Aim: Will you output the entries below exactly, skipping every image they contain?

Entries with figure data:
━━━━━━━━━━━━━━━━━━━━

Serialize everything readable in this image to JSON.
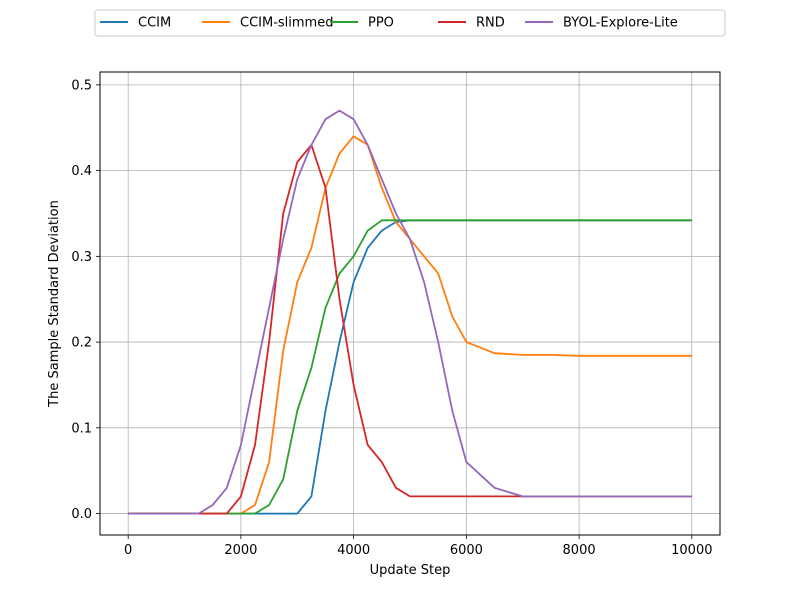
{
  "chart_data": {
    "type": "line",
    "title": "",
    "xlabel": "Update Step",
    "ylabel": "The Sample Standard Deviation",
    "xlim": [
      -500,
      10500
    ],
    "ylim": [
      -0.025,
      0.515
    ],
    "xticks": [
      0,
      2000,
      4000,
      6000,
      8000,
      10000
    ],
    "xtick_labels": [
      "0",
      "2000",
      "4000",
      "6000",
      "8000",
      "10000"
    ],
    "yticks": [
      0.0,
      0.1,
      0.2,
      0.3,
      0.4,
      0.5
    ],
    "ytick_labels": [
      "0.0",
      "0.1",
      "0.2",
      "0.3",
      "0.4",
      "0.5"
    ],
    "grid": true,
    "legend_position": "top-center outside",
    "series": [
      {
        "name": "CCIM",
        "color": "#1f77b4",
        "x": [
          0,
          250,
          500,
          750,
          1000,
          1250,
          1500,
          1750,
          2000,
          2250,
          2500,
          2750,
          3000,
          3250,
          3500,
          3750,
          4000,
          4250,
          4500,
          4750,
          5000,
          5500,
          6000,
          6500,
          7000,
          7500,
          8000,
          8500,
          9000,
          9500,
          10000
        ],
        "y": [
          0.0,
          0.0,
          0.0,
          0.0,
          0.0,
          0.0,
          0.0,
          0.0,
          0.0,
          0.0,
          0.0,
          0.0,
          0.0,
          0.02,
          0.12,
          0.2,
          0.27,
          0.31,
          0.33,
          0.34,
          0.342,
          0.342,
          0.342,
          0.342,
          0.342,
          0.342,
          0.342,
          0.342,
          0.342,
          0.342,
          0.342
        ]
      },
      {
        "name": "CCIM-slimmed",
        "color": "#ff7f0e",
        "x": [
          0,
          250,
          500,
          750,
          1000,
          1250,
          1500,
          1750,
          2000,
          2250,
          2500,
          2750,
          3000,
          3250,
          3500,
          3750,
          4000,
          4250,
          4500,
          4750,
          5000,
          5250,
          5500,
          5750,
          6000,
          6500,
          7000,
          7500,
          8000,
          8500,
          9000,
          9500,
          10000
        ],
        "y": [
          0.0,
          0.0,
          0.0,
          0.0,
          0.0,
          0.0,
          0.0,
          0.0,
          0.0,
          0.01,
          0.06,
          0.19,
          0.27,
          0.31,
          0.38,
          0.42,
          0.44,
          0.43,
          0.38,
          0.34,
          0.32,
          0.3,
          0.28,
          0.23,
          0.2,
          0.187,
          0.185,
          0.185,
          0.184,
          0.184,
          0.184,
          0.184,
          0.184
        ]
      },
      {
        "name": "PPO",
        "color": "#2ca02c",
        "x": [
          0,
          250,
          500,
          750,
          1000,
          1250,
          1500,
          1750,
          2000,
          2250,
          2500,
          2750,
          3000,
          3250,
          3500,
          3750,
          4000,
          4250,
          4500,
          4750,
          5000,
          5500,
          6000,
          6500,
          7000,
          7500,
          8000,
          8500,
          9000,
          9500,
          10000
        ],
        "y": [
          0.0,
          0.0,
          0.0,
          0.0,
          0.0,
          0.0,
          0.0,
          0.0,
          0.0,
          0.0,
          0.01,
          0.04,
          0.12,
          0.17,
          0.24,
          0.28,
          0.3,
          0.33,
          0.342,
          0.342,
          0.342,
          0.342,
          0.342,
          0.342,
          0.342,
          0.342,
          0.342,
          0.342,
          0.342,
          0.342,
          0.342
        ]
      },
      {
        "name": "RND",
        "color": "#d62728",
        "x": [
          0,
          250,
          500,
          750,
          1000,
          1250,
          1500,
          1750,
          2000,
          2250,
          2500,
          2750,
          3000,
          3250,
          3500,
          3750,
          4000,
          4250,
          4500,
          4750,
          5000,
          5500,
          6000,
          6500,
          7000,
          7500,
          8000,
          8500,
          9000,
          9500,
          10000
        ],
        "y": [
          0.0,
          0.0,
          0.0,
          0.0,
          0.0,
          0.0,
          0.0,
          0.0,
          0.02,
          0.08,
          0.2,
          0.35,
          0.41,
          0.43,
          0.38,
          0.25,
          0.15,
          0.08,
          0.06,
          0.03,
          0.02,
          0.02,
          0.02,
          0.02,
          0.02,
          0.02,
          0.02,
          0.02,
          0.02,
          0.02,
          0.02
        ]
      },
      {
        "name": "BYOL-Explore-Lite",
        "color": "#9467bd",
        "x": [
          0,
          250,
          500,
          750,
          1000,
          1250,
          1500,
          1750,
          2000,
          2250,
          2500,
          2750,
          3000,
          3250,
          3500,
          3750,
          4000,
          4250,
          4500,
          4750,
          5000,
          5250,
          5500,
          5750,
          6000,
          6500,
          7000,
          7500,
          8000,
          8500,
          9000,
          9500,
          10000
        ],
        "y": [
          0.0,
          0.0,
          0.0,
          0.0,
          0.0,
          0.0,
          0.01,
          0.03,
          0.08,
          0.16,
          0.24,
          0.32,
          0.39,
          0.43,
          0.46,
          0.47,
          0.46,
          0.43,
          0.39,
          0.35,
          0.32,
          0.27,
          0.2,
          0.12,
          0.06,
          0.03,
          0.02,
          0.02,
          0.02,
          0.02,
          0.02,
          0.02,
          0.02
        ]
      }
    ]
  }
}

━━━━━━━━━━━━━━━━━━━━

Correct result:
Serialize everything readable in this image to JSON.
{
  "chart_data": {
    "type": "line",
    "title": "",
    "xlabel": "Update Step",
    "ylabel": "The Sample Standard Deviation",
    "xlim": [
      -500,
      10500
    ],
    "ylim": [
      -0.025,
      0.515
    ],
    "xticks": [
      0,
      2000,
      4000,
      6000,
      8000,
      10000
    ],
    "xtick_labels": [
      "0",
      "2000",
      "4000",
      "6000",
      "8000",
      "10000"
    ],
    "yticks": [
      0.0,
      0.1,
      0.2,
      0.3,
      0.4,
      0.5
    ],
    "ytick_labels": [
      "0.0",
      "0.1",
      "0.2",
      "0.3",
      "0.4",
      "0.5"
    ],
    "grid": true,
    "legend_position": "top-center outside",
    "series": [
      {
        "name": "CCIM",
        "color": "#1f77b4",
        "x": [
          0,
          250,
          500,
          750,
          1000,
          1250,
          1500,
          1750,
          2000,
          2250,
          2500,
          2750,
          3000,
          3250,
          3500,
          3750,
          4000,
          4250,
          4500,
          4750,
          5000,
          5500,
          6000,
          6500,
          7000,
          7500,
          8000,
          8500,
          9000,
          9500,
          10000
        ],
        "y": [
          0.0,
          0.0,
          0.0,
          0.0,
          0.0,
          0.0,
          0.0,
          0.0,
          0.0,
          0.0,
          0.0,
          0.0,
          0.0,
          0.02,
          0.12,
          0.2,
          0.27,
          0.31,
          0.33,
          0.34,
          0.342,
          0.342,
          0.342,
          0.342,
          0.342,
          0.342,
          0.342,
          0.342,
          0.342,
          0.342,
          0.342
        ]
      },
      {
        "name": "CCIM-slimmed",
        "color": "#ff7f0e",
        "x": [
          0,
          250,
          500,
          750,
          1000,
          1250,
          1500,
          1750,
          2000,
          2250,
          2500,
          2750,
          3000,
          3250,
          3500,
          3750,
          4000,
          4250,
          4500,
          4750,
          5000,
          5250,
          5500,
          5750,
          6000,
          6500,
          7000,
          7500,
          8000,
          8500,
          9000,
          9500,
          10000
        ],
        "y": [
          0.0,
          0.0,
          0.0,
          0.0,
          0.0,
          0.0,
          0.0,
          0.0,
          0.0,
          0.01,
          0.06,
          0.19,
          0.27,
          0.31,
          0.38,
          0.42,
          0.44,
          0.43,
          0.38,
          0.34,
          0.32,
          0.3,
          0.28,
          0.23,
          0.2,
          0.187,
          0.185,
          0.185,
          0.184,
          0.184,
          0.184,
          0.184,
          0.184
        ]
      },
      {
        "name": "PPO",
        "color": "#2ca02c",
        "x": [
          0,
          250,
          500,
          750,
          1000,
          1250,
          1500,
          1750,
          2000,
          2250,
          2500,
          2750,
          3000,
          3250,
          3500,
          3750,
          4000,
          4250,
          4500,
          4750,
          5000,
          5500,
          6000,
          6500,
          7000,
          7500,
          8000,
          8500,
          9000,
          9500,
          10000
        ],
        "y": [
          0.0,
          0.0,
          0.0,
          0.0,
          0.0,
          0.0,
          0.0,
          0.0,
          0.0,
          0.0,
          0.01,
          0.04,
          0.12,
          0.17,
          0.24,
          0.28,
          0.3,
          0.33,
          0.342,
          0.342,
          0.342,
          0.342,
          0.342,
          0.342,
          0.342,
          0.342,
          0.342,
          0.342,
          0.342,
          0.342,
          0.342
        ]
      },
      {
        "name": "RND",
        "color": "#d62728",
        "x": [
          0,
          250,
          500,
          750,
          1000,
          1250,
          1500,
          1750,
          2000,
          2250,
          2500,
          2750,
          3000,
          3250,
          3500,
          3750,
          4000,
          4250,
          4500,
          4750,
          5000,
          5500,
          6000,
          6500,
          7000,
          7500,
          8000,
          8500,
          9000,
          9500,
          10000
        ],
        "y": [
          0.0,
          0.0,
          0.0,
          0.0,
          0.0,
          0.0,
          0.0,
          0.0,
          0.02,
          0.08,
          0.2,
          0.35,
          0.41,
          0.43,
          0.38,
          0.25,
          0.15,
          0.08,
          0.06,
          0.03,
          0.02,
          0.02,
          0.02,
          0.02,
          0.02,
          0.02,
          0.02,
          0.02,
          0.02,
          0.02,
          0.02
        ]
      },
      {
        "name": "BYOL-Explore-Lite",
        "color": "#9467bd",
        "x": [
          0,
          250,
          500,
          750,
          1000,
          1250,
          1500,
          1750,
          2000,
          2250,
          2500,
          2750,
          3000,
          3250,
          3500,
          3750,
          4000,
          4250,
          4500,
          4750,
          5000,
          5250,
          5500,
          5750,
          6000,
          6500,
          7000,
          7500,
          8000,
          8500,
          9000,
          9500,
          10000
        ],
        "y": [
          0.0,
          0.0,
          0.0,
          0.0,
          0.0,
          0.0,
          0.01,
          0.03,
          0.08,
          0.16,
          0.24,
          0.32,
          0.39,
          0.43,
          0.46,
          0.47,
          0.46,
          0.43,
          0.39,
          0.35,
          0.32,
          0.27,
          0.2,
          0.12,
          0.06,
          0.03,
          0.02,
          0.02,
          0.02,
          0.02,
          0.02,
          0.02,
          0.02
        ]
      }
    ]
  }
}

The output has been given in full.